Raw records
**********
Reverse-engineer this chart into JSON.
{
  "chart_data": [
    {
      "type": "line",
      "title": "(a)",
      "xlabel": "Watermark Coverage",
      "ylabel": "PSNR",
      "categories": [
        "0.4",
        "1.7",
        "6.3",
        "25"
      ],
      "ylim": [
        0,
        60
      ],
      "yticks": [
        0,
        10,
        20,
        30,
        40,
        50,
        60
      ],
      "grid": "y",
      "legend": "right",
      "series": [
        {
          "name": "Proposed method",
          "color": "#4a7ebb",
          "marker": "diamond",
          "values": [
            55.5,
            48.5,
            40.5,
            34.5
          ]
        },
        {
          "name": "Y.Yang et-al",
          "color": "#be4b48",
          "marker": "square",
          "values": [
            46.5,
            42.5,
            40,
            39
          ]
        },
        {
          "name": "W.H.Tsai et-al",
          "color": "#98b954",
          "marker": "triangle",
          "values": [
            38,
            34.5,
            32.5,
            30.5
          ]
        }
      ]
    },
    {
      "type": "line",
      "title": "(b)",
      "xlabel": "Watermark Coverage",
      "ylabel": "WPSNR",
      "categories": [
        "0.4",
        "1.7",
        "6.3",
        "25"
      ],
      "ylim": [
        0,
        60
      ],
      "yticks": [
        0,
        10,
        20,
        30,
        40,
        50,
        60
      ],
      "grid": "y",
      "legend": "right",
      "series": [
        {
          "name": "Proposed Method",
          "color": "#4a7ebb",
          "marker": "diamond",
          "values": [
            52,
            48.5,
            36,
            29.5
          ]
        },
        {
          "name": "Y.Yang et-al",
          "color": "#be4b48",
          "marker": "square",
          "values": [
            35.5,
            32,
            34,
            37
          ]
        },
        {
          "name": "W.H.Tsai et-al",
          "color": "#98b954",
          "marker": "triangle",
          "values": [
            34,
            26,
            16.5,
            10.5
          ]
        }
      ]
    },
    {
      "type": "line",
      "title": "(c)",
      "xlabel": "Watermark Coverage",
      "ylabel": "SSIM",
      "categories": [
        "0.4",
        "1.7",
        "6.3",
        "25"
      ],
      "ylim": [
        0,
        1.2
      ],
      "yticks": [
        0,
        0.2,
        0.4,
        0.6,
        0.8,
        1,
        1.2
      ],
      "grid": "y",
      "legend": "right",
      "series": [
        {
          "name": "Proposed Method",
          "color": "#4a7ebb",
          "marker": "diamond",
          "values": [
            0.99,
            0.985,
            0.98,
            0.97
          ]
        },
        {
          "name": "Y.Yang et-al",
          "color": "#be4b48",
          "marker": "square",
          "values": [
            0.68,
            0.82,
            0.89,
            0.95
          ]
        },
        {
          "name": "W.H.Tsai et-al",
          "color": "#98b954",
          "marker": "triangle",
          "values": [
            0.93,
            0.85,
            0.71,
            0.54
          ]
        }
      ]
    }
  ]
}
**********
● **WHAT IS ASKED**:
Return each line of the data exactly as written above.

● **ANSWER TO THIS PROBLEM**:
Reverse-engineer this chart into JSON.
{
  "chart_data": [
    {
      "type": "line",
      "title": "(a)",
      "xlabel": "Watermark Coverage",
      "ylabel": "PSNR",
      "categories": [
        "0.4",
        "1.7",
        "6.3",
        "25"
      ],
      "ylim": [
        0,
        60
      ],
      "yticks": [
        0,
        10,
        20,
        30,
        40,
        50,
        60
      ],
      "grid": "y",
      "legend": "right",
      "series": [
        {
          "name": "Proposed method",
          "color": "#4a7ebb",
          "marker": "diamond",
          "values": [
            55.5,
            48.5,
            40.5,
            34.5
          ]
        },
        {
          "name": "Y.Yang et-al",
          "color": "#be4b48",
          "marker": "square",
          "values": [
            46.5,
            42.5,
            40,
            39
          ]
        },
        {
          "name": "W.H.Tsai et-al",
          "color": "#98b954",
          "marker": "triangle",
          "values": [
            38,
            34.5,
            32.5,
            30.5
          ]
        }
      ]
    },
    {
      "type": "line",
      "title": "(b)",
      "xlabel": "Watermark Coverage",
      "ylabel": "WPSNR",
      "categories": [
        "0.4",
        "1.7",
        "6.3",
        "25"
      ],
      "ylim": [
        0,
        60
      ],
      "yticks": [
        0,
        10,
        20,
        30,
        40,
        50,
        60
      ],
      "grid": "y",
      "legend": "right",
      "series": [
        {
          "name": "Proposed Method",
          "color": "#4a7ebb",
          "marker": "diamond",
          "values": [
            52,
            48.5,
            36,
            29.5
          ]
        },
        {
          "name": "Y.Yang et-al",
          "color": "#be4b48",
          "marker": "square",
          "values": [
            35.5,
            32,
            34,
            37
          ]
        },
        {
          "name": "W.H.Tsai et-al",
          "color": "#98b954",
          "marker": "triangle",
          "values": [
            34,
            26,
            16.5,
            10.5
          ]
        }
      ]
    },
    {
      "type": "line",
      "title": "(c)",
      "xlabel": "Watermark Coverage",
      "ylabel": "SSIM",
      "categories": [
        "0.4",
        "1.7",
        "6.3",
        "25"
      ],
      "ylim": [
        0,
        1.2
      ],
      "yticks": [
        0,
        0.2,
        0.4,
        0.6,
        0.8,
        1,
        1.2
      ],
      "grid": "y",
      "legend": "right",
      "series": [
        {
          "name": "Proposed Method",
          "color": "#4a7ebb",
          "marker": "diamond",
          "values": [
            0.99,
            0.985,
            0.98,
            0.97
          ]
        },
        {
          "name": "Y.Yang et-al",
          "color": "#be4b48",
          "marker": "square",
          "values": [
            0.68,
            0.82,
            0.89,
            0.95
          ]
        },
        {
          "name": "W.H.Tsai et-al",
          "color": "#98b954",
          "marker": "triangle",
          "values": [
            0.93,
            0.85,
            0.71,
            0.54
          ]
        }
      ]
    }
  ]
}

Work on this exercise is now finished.